--- Begin THE INPUT ---
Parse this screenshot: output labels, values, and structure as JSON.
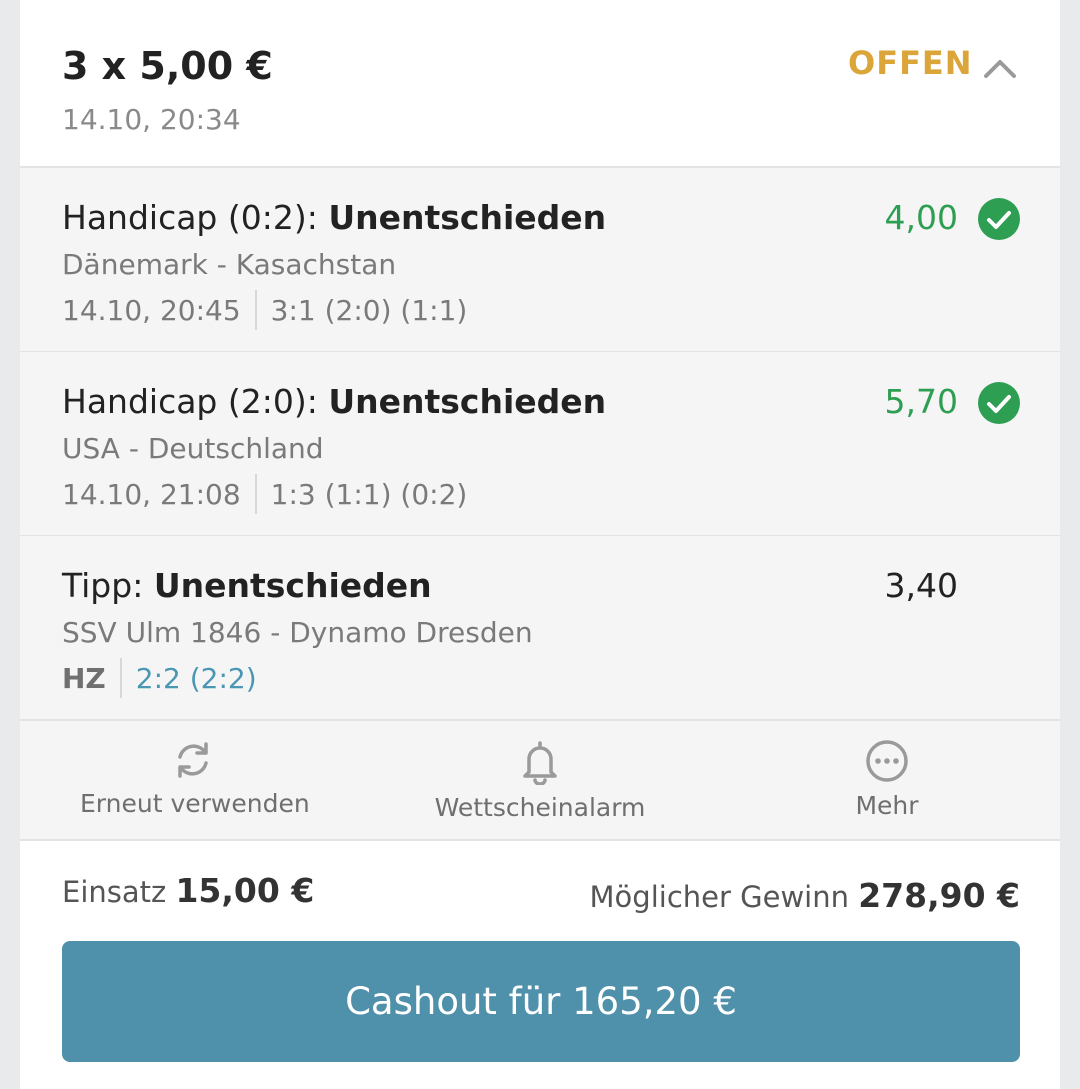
{
  "bet": {
    "title": "3 x 5,00 €",
    "date": "14.10, 20:34",
    "status": "OFFEN",
    "status_color": "#dba53a"
  },
  "legs": [
    {
      "market_prefix": "Handicap (0:2): ",
      "selection": "Unentschieden",
      "match": "Dänemark - Kasachstan",
      "time": "14.10, 20:45",
      "score": "3:1 (2:0) (1:1)",
      "odds": "4,00",
      "result_icon": "check-circle-icon"
    },
    {
      "market_prefix": "Handicap (2:0): ",
      "selection": "Unentschieden",
      "match": "USA - Deutschland",
      "time": "14.10, 21:08",
      "score": "1:3 (1:1) (0:2)",
      "odds": "5,70",
      "result_icon": "check-circle-icon"
    },
    {
      "market_prefix": "Tipp: ",
      "selection": "Unentschieden",
      "match": "SSV Ulm 1846 - Dynamo Dresden",
      "time": "HZ",
      "score": "2:2 (2:2)",
      "odds": "3,40"
    }
  ],
  "actions": [
    {
      "label": "Erneut verwenden",
      "icon": "refresh-icon"
    },
    {
      "label": "Wettscheinalarm",
      "icon": "bell-icon"
    },
    {
      "label": "Mehr",
      "icon": "more-icon"
    }
  ],
  "footer": {
    "stake_label": "Einsatz",
    "stake_value": "15,00 €",
    "win_label": "Möglicher Gewinn",
    "win_value": "278,90 €",
    "cashout_label": "Cashout für 165,20 €"
  },
  "colors": {
    "won": "#2e9e53",
    "live_score": "#4a97b4",
    "cashout_button": "#4f91aa"
  }
}
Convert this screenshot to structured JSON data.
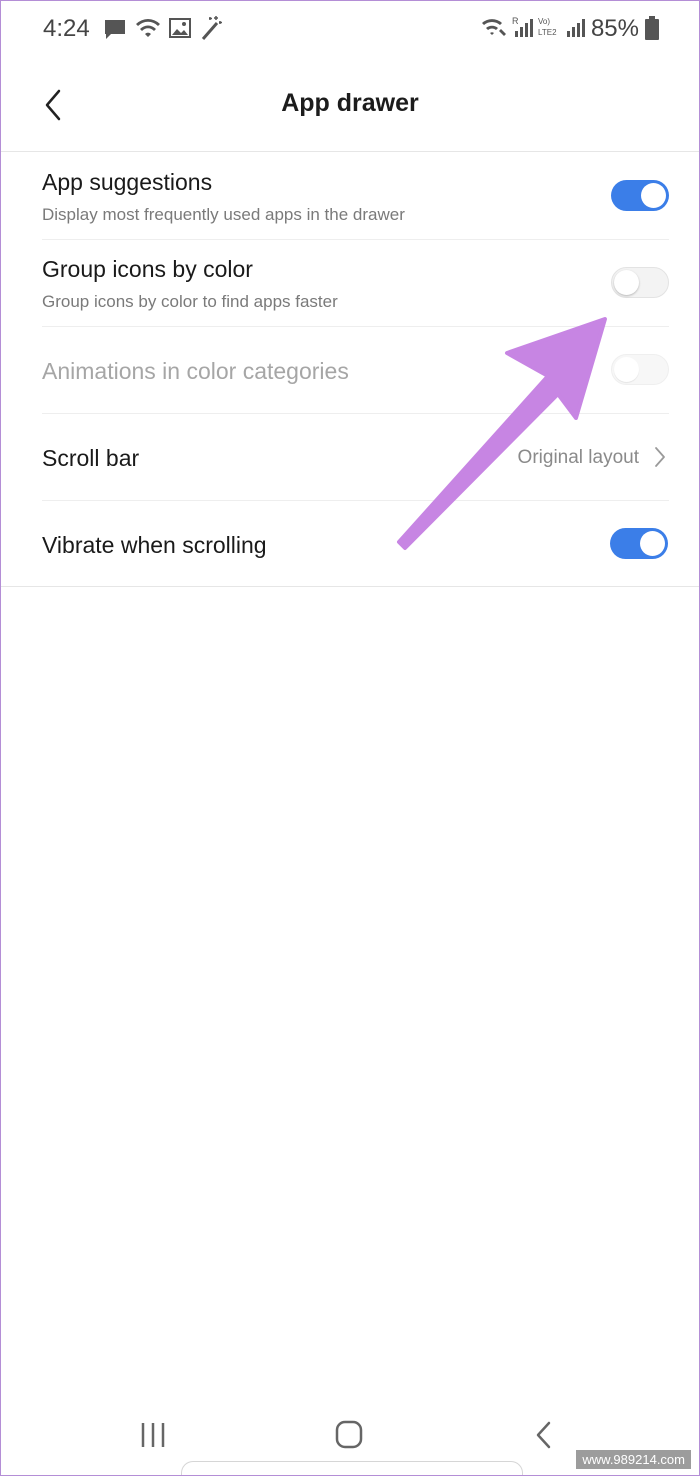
--- End THE INPUT ---
**GOAL:** Every record above should be transcribed exactly; the pictures stay out of the copy.

**FINISHED ANSWER:**
Parse this screenshot: output labels, values, and structure as JSON.
{
  "bet": {
    "title": "3 x 5,00 €",
    "date": "14.10, 20:34",
    "status": "OFFEN",
    "status_color": "#dba53a"
  },
  "legs": [
    {
      "market_prefix": "Handicap (0:2): ",
      "selection": "Unentschieden",
      "match": "Dänemark - Kasachstan",
      "time": "14.10, 20:45",
      "score": "3:1 (2:0) (1:1)",
      "odds": "4,00",
      "result_icon": "check-circle-icon"
    },
    {
      "market_prefix": "Handicap (2:0): ",
      "selection": "Unentschieden",
      "match": "USA - Deutschland",
      "time": "14.10, 21:08",
      "score": "1:3 (1:1) (0:2)",
      "odds": "5,70",
      "result_icon": "check-circle-icon"
    },
    {
      "market_prefix": "Tipp: ",
      "selection": "Unentschieden",
      "match": "SSV Ulm 1846 - Dynamo Dresden",
      "time": "HZ",
      "score": "2:2 (2:2)",
      "odds": "3,40"
    }
  ],
  "actions": [
    {
      "label": "Erneut verwenden",
      "icon": "refresh-icon"
    },
    {
      "label": "Wettscheinalarm",
      "icon": "bell-icon"
    },
    {
      "label": "Mehr",
      "icon": "more-icon"
    }
  ],
  "footer": {
    "stake_label": "Einsatz",
    "stake_value": "15,00 €",
    "win_label": "Möglicher Gewinn",
    "win_value": "278,90 €",
    "cashout_label": "Cashout für 165,20 €"
  },
  "colors": {
    "won": "#2e9e53",
    "live_score": "#4a97b4",
    "cashout_button": "#4f91aa"
  }
}
Convert this screenshot to structured JSON data.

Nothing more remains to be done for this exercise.